**What you will do**
Copy each line that holds "Настройки".

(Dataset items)
□ □ □ □ □
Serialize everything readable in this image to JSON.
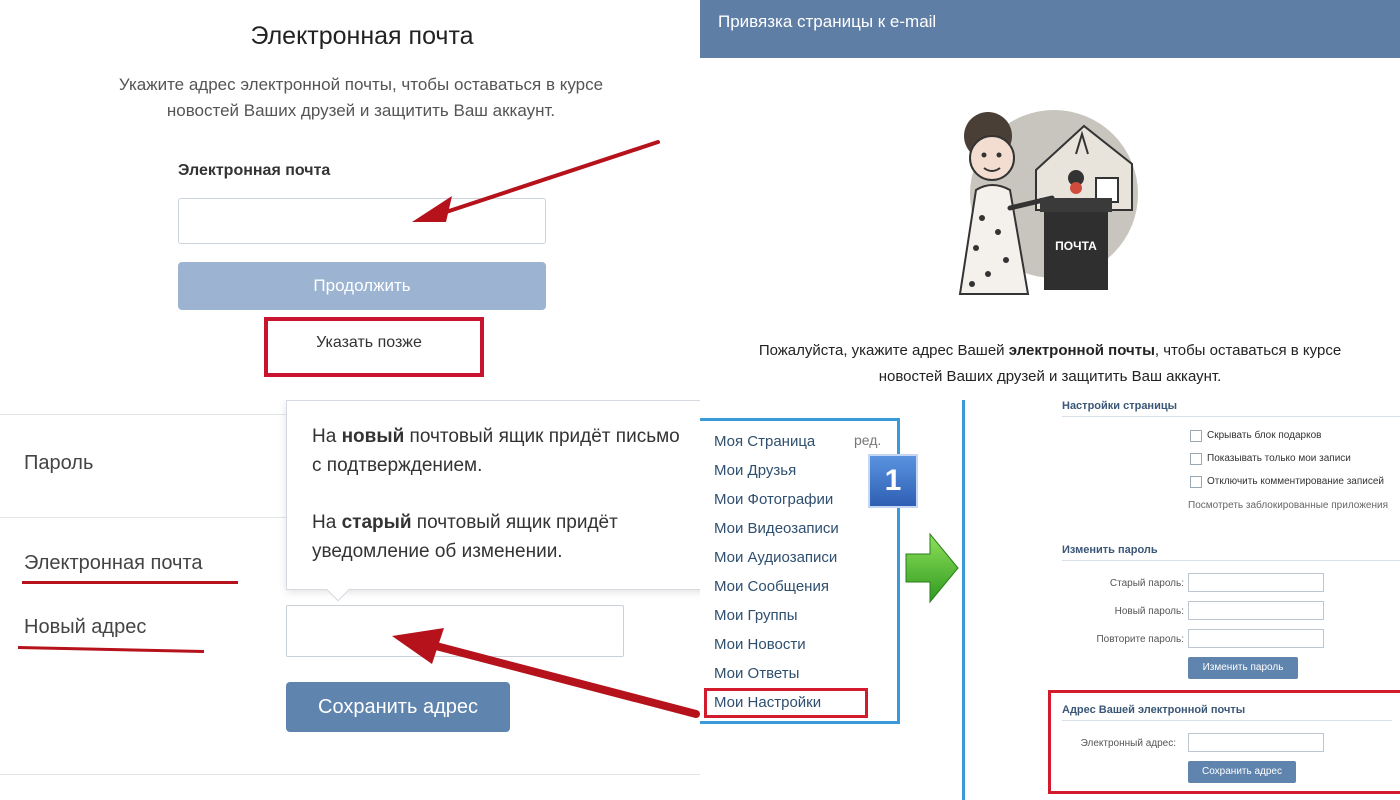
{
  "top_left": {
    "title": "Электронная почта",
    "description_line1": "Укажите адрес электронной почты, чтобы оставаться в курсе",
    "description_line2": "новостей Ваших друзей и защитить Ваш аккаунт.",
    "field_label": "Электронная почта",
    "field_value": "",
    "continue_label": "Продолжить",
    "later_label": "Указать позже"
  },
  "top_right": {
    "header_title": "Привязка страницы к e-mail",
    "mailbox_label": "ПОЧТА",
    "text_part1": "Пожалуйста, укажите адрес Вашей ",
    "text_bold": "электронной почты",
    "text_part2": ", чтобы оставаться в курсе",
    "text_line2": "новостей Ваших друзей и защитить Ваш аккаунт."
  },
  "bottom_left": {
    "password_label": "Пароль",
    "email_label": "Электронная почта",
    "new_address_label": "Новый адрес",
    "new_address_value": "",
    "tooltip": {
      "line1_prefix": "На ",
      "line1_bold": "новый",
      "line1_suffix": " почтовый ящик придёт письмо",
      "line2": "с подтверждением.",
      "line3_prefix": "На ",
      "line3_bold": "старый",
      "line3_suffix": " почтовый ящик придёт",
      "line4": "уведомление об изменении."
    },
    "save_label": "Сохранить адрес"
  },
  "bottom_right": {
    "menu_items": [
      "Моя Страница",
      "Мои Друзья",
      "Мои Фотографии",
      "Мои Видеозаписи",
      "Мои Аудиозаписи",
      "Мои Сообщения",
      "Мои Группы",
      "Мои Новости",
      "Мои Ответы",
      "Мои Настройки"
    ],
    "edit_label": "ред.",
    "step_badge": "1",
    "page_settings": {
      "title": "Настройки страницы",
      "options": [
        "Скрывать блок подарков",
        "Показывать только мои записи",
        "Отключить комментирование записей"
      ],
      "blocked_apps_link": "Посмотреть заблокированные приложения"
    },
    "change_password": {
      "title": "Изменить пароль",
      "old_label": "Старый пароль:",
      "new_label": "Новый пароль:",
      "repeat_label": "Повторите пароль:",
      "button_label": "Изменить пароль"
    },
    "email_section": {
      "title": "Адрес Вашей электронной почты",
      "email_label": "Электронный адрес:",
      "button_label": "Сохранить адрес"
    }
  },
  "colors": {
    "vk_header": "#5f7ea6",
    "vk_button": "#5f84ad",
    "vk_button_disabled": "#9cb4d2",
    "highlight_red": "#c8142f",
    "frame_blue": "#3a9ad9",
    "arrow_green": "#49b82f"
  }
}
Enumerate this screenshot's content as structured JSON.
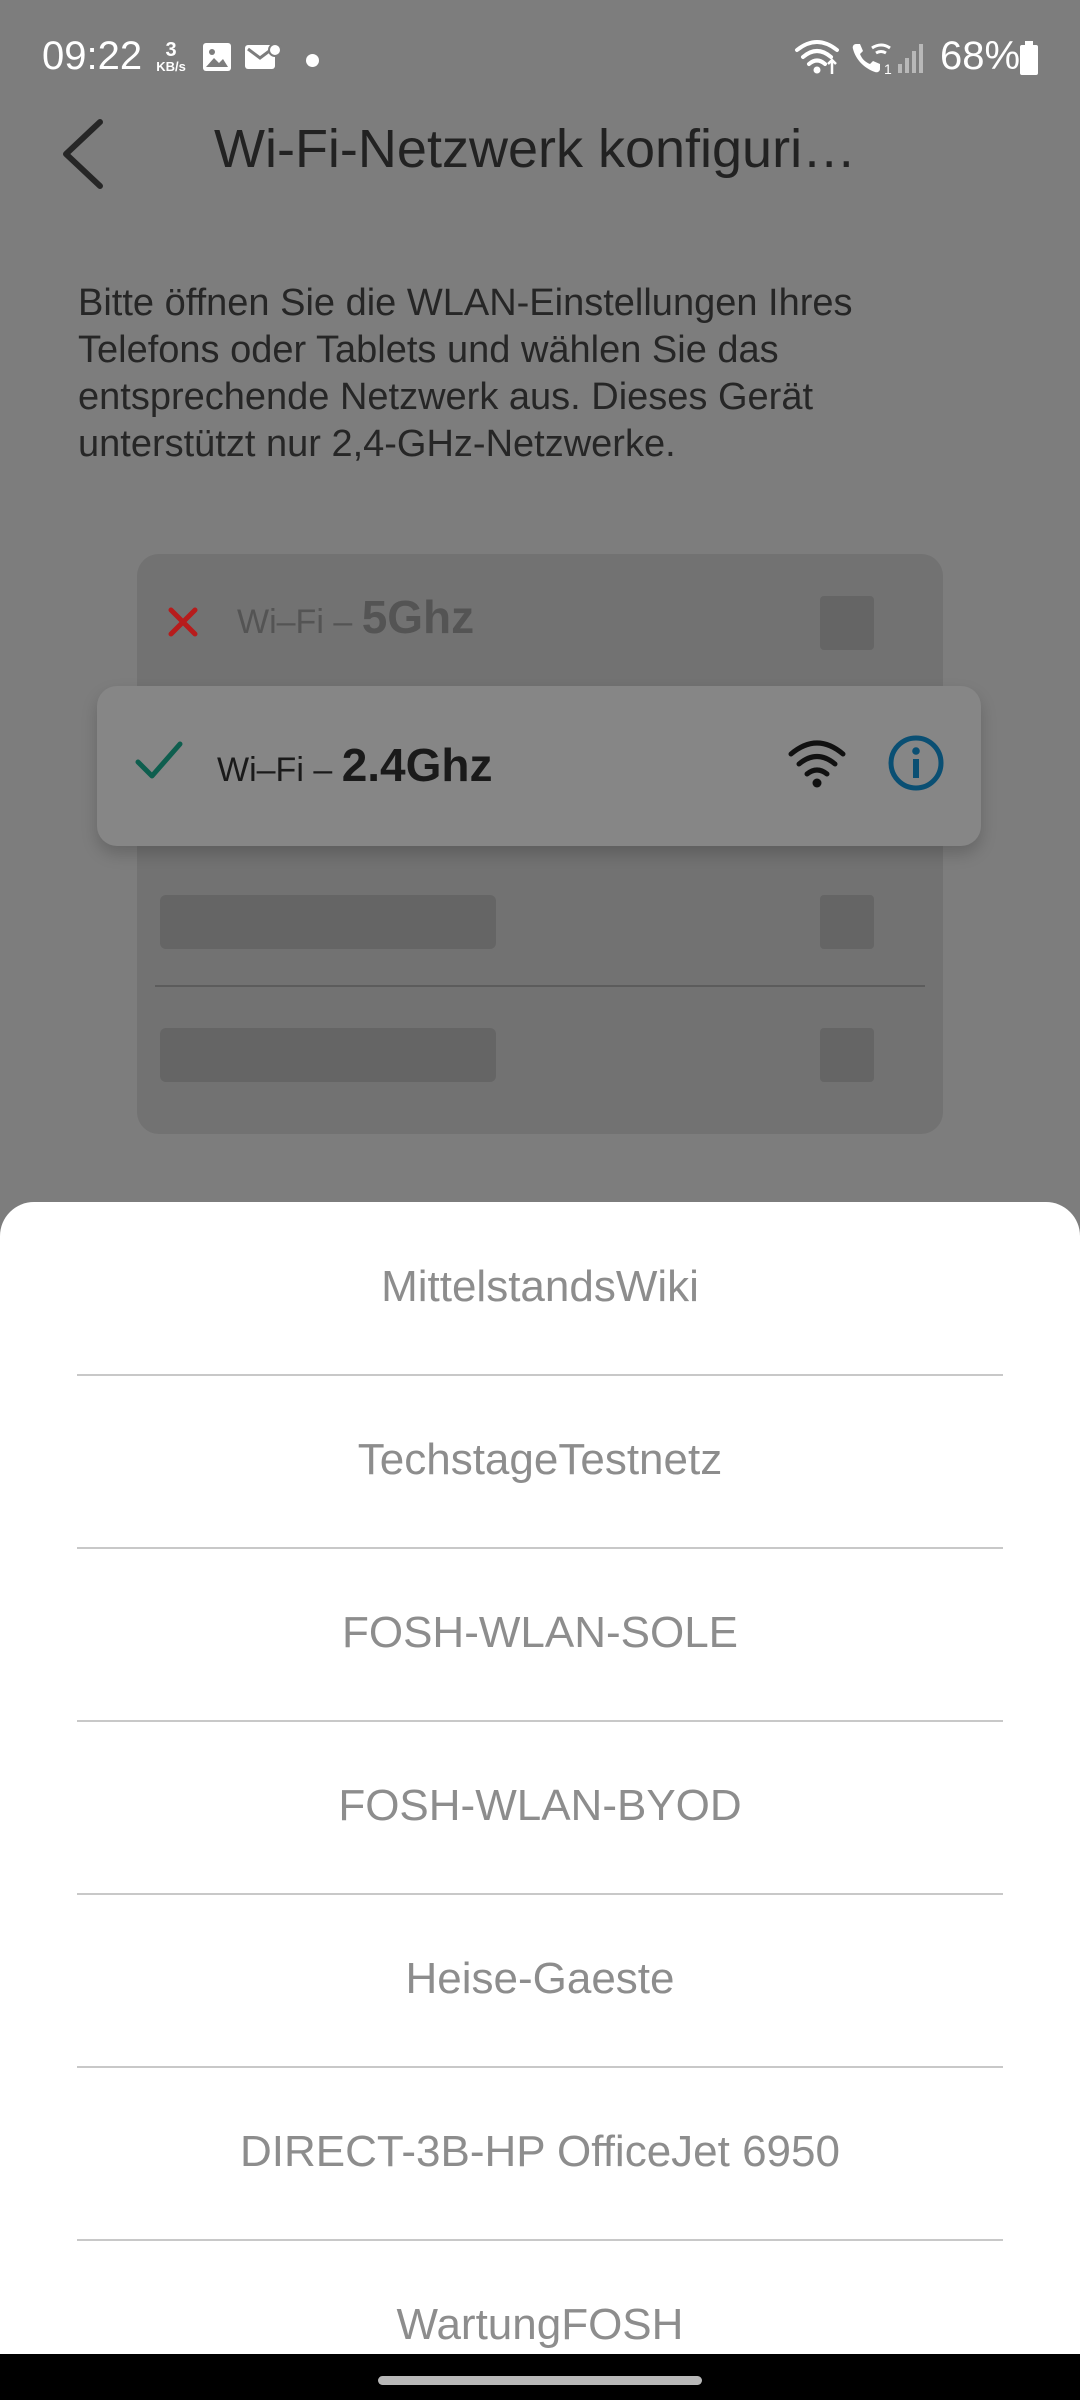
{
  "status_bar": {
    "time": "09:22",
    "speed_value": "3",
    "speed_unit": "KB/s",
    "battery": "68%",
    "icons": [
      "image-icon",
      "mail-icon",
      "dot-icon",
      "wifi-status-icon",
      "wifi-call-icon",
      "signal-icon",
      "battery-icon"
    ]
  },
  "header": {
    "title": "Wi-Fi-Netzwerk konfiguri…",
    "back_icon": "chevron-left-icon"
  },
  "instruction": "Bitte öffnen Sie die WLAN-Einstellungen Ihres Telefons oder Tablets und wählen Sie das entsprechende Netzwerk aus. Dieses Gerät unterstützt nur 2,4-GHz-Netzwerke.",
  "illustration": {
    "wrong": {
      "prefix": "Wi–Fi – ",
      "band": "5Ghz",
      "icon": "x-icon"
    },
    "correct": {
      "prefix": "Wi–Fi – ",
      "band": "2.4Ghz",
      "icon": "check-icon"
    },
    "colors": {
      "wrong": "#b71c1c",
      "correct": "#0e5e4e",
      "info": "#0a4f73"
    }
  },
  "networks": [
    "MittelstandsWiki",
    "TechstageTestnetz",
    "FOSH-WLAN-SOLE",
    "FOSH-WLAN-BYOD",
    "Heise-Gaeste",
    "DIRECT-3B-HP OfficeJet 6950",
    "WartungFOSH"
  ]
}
□ □ □ □ □
**Output for this exercise**
      "Мои Настройки"
      "title": "Настройки страницы",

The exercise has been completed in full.